Challenge:
Locate every line that holds the string "text" and copy it.

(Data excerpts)
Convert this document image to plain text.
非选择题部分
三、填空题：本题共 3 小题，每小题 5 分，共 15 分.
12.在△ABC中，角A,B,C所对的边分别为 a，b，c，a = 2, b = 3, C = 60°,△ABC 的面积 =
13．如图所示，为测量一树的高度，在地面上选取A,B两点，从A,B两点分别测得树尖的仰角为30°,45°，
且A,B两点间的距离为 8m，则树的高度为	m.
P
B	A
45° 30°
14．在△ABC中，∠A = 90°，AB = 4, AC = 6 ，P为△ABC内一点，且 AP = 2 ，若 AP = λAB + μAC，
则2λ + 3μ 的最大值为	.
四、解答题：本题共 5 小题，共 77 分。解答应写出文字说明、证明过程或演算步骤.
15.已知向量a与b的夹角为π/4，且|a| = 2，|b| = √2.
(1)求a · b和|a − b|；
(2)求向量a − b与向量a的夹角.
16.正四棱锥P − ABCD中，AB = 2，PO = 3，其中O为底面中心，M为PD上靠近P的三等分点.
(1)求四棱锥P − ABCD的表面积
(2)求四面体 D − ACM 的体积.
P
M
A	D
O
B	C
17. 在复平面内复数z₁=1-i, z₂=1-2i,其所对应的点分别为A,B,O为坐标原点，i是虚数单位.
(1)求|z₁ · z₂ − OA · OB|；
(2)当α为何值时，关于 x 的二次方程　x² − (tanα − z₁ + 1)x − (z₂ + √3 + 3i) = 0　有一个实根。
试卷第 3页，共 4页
* * *
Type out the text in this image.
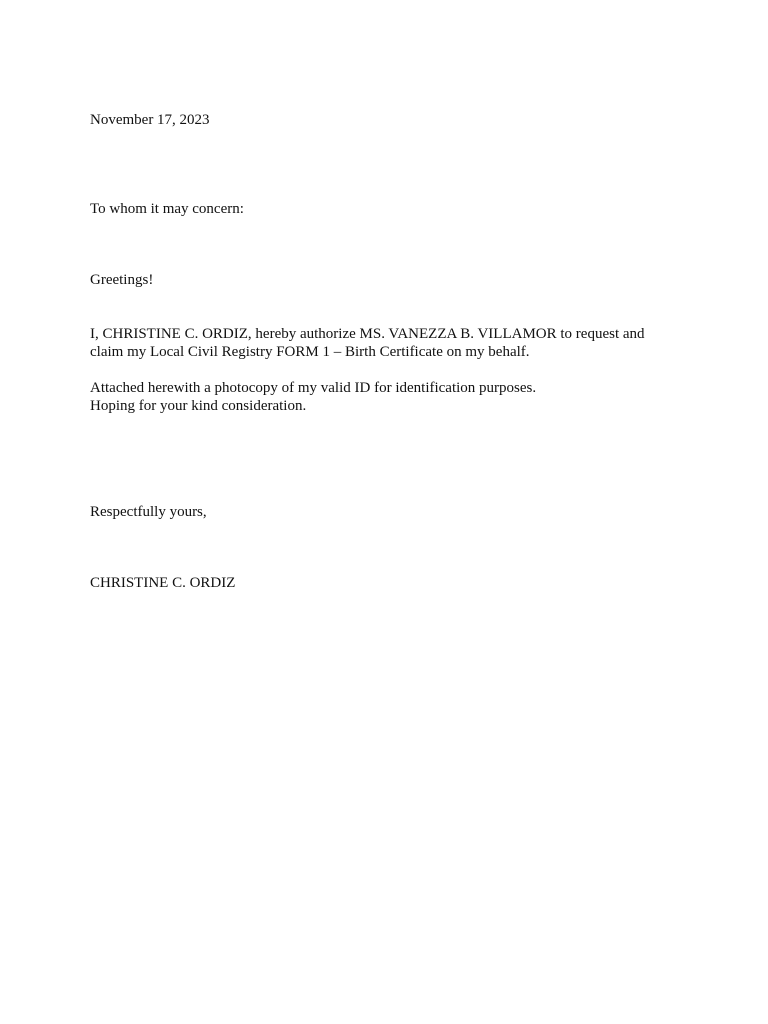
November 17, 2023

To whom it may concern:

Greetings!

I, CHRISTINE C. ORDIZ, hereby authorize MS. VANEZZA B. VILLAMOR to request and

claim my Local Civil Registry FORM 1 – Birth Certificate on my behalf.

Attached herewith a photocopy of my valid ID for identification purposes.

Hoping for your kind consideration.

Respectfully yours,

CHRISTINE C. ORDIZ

Written response:
Convert this document image to plain text.
Type out the text in this image.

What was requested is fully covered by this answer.